Recorded data:
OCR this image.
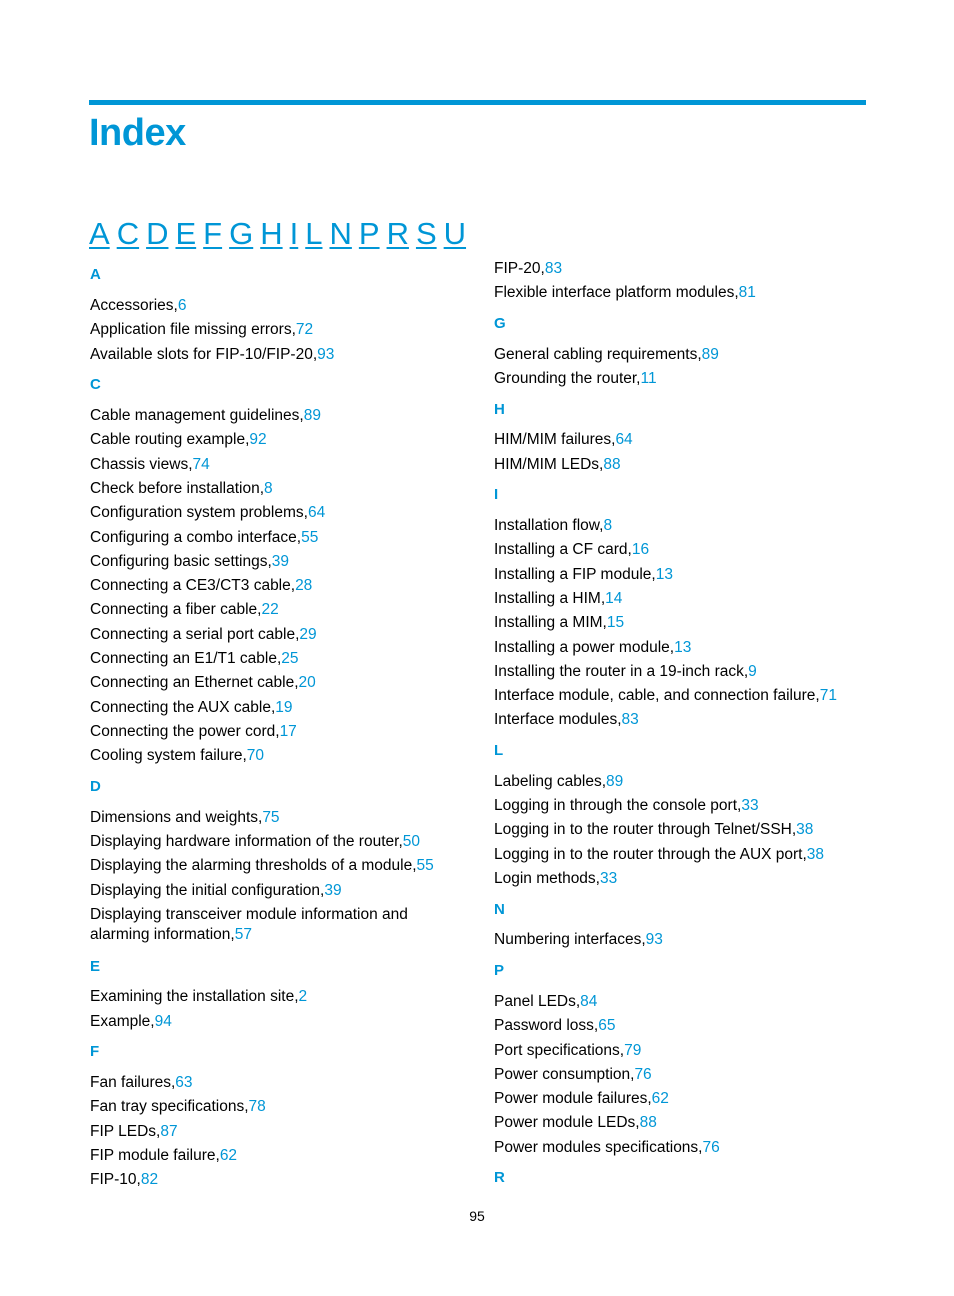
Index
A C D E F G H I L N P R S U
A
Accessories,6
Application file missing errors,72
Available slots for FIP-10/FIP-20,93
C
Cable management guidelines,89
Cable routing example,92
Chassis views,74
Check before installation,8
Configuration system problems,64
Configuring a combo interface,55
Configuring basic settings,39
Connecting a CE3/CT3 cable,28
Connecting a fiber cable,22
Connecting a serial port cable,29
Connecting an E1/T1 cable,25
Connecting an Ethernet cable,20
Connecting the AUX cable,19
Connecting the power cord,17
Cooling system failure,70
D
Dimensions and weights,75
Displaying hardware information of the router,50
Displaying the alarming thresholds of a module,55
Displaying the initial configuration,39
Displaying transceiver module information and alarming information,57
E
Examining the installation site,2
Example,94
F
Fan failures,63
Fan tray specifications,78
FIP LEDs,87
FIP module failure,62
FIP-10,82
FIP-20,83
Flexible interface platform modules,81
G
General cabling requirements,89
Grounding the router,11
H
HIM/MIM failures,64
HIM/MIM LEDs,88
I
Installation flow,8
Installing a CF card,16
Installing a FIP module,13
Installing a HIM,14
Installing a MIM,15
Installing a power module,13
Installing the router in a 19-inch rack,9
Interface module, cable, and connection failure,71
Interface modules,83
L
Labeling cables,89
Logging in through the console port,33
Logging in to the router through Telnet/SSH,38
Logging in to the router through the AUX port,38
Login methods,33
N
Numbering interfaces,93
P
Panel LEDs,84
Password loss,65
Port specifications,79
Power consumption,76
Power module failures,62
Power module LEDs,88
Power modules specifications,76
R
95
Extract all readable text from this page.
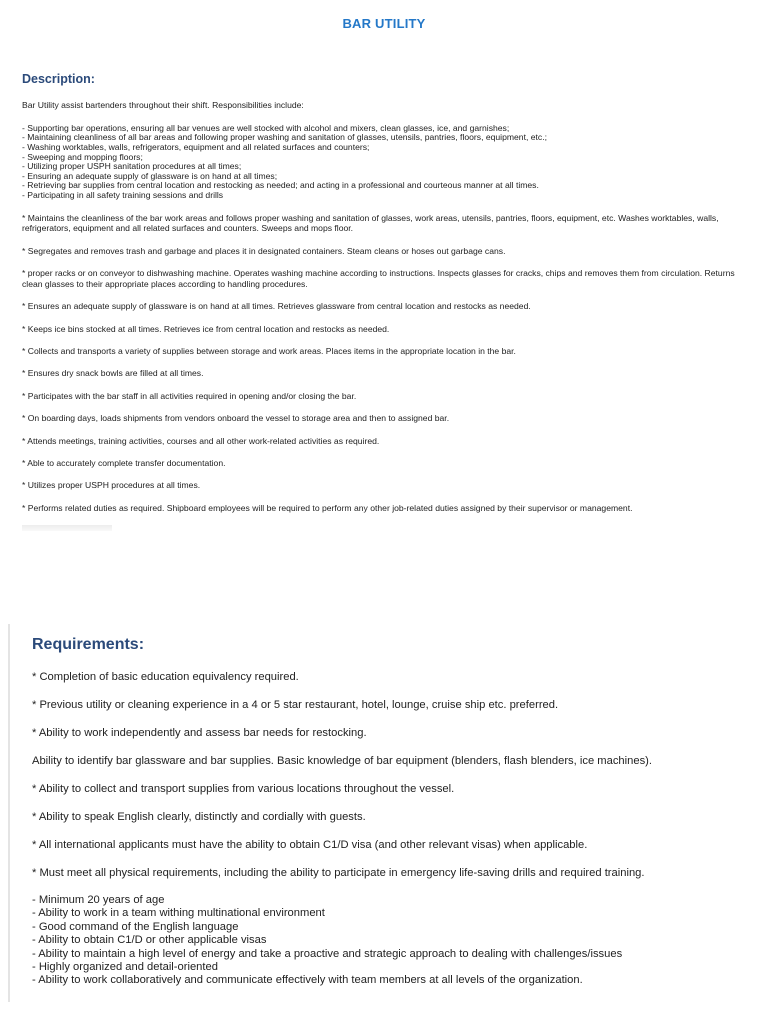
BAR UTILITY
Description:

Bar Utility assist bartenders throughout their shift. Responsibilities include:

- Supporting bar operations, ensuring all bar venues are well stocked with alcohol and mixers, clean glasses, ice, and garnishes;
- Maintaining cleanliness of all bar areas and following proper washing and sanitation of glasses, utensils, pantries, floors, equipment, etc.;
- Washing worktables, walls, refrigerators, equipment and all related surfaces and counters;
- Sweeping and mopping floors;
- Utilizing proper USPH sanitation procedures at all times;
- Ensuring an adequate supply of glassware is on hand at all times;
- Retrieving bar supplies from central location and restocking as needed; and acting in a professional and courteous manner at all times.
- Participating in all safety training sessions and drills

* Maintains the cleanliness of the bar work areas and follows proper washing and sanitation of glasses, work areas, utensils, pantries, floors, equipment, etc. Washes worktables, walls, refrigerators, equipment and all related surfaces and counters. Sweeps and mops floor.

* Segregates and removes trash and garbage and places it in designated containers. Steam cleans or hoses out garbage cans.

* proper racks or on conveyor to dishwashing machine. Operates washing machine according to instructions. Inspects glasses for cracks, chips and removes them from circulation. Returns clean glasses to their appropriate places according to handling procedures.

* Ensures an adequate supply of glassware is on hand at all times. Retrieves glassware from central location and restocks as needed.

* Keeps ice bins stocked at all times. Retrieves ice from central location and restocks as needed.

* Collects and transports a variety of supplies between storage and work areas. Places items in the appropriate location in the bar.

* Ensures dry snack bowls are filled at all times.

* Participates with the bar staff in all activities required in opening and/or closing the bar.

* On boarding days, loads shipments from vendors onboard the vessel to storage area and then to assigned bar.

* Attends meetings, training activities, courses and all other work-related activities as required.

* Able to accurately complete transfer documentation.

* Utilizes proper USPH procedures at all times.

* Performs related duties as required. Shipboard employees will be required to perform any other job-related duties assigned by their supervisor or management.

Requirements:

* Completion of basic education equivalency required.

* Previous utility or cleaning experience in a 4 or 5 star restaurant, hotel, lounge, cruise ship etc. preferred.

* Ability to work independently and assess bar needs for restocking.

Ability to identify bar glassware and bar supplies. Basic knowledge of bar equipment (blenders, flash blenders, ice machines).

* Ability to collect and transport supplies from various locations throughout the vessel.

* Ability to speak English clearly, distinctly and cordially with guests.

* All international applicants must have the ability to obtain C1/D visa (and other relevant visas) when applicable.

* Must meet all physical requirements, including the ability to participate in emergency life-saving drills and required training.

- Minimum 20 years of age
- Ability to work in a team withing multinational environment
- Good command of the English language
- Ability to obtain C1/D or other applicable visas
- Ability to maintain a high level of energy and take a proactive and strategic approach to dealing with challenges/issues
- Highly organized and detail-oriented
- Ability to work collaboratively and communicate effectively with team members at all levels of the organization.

--

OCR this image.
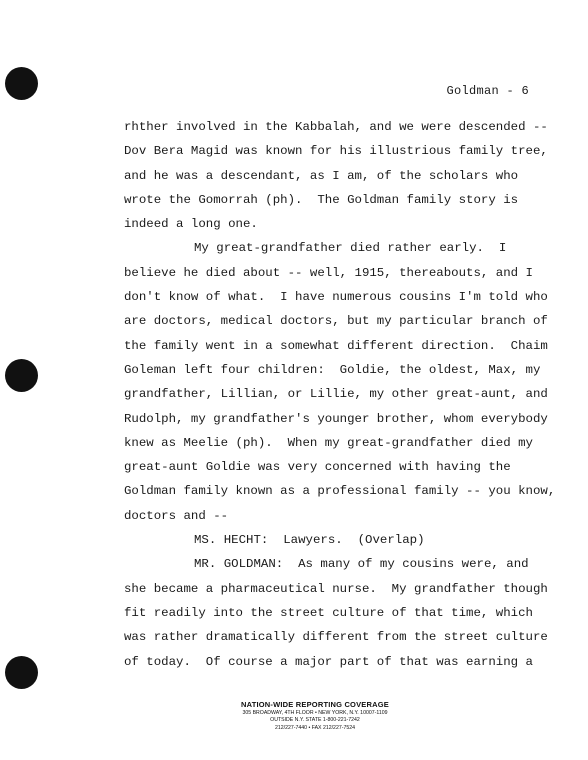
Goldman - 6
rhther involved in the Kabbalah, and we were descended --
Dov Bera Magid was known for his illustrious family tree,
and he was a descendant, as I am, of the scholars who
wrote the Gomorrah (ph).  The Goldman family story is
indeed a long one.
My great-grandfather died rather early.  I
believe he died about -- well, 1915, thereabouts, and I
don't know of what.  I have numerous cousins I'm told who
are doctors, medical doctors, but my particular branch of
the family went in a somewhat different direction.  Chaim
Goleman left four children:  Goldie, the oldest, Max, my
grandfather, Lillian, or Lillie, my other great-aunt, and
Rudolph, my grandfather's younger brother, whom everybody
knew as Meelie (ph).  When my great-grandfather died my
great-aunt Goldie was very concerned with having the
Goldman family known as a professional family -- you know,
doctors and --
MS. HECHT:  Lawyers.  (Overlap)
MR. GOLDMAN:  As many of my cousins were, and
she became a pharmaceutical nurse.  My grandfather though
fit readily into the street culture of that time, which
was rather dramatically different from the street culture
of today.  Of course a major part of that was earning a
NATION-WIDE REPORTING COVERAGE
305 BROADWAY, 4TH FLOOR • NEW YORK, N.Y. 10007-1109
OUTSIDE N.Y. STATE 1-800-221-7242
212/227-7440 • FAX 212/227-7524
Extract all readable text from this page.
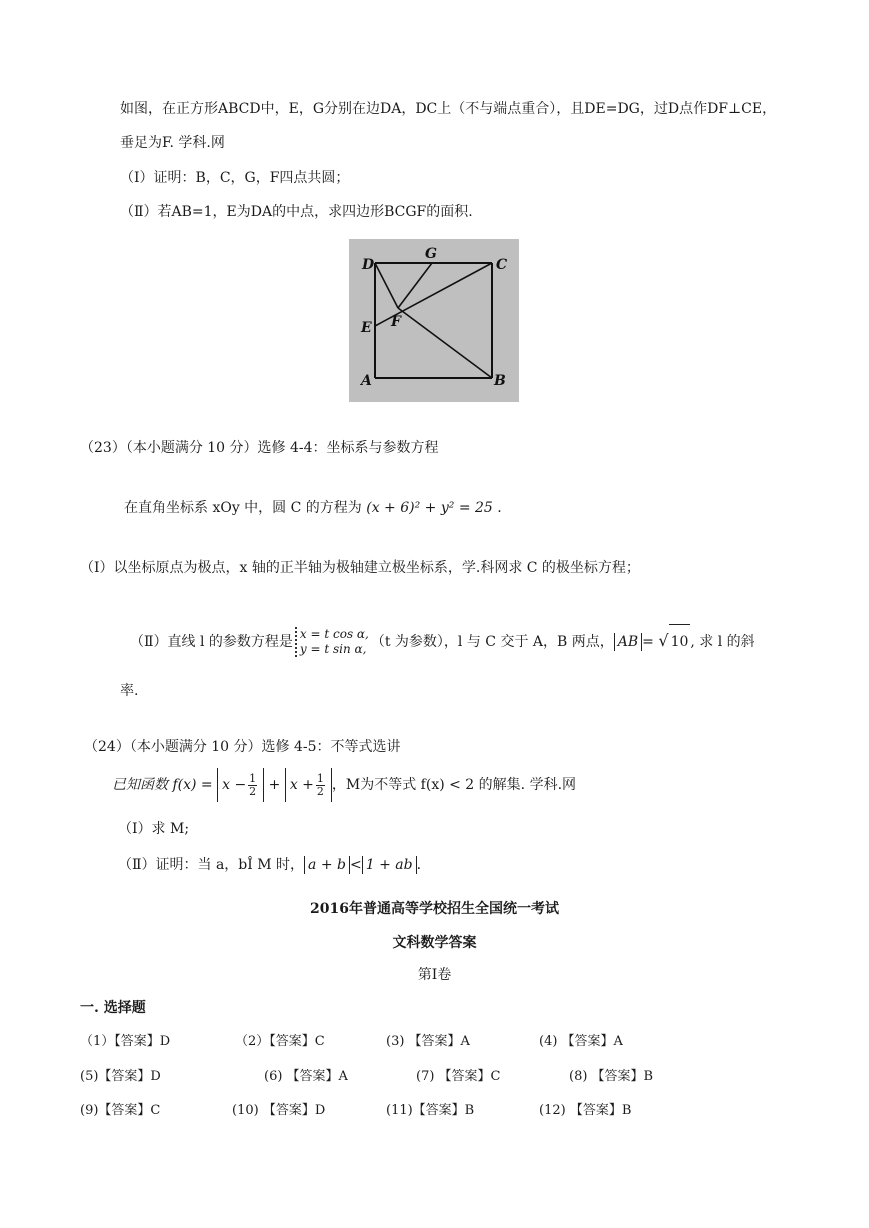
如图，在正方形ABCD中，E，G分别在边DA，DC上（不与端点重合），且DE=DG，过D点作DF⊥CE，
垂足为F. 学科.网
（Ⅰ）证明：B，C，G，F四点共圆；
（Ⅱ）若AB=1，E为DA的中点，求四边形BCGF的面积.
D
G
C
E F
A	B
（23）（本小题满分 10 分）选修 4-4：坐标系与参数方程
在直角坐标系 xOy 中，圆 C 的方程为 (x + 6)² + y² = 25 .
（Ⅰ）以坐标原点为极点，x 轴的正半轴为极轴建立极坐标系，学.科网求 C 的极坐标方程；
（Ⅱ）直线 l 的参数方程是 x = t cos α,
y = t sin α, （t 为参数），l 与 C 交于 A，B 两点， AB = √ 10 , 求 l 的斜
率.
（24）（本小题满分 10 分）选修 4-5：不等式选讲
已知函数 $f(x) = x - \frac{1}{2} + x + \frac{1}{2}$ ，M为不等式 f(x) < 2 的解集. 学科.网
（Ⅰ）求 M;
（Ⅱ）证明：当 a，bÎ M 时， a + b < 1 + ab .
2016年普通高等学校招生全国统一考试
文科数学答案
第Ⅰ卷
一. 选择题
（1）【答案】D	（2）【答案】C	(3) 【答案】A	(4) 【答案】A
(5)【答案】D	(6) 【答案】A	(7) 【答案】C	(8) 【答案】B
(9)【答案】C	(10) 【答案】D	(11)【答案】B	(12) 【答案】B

WHAT TO DO:
From the data, pick out every line that includes "areas".

TASK ANSWER:
- Maintaining cleanliness of all bar areas and following proper washing and sanitation of glasses, utensils, pantries, floors, equipment, etc.;
* Maintains the cleanliness of the bar work areas and follows proper washing and sanitation of glasses, work areas, utensils, pantries, floors, equipment, etc. Washes worktables, walls, refrigerators, equipment and all related surfaces and counters. Sweeps and mops floor.
* Collects and transports a variety of supplies between storage and work areas. Places items in the appropriate location in the bar.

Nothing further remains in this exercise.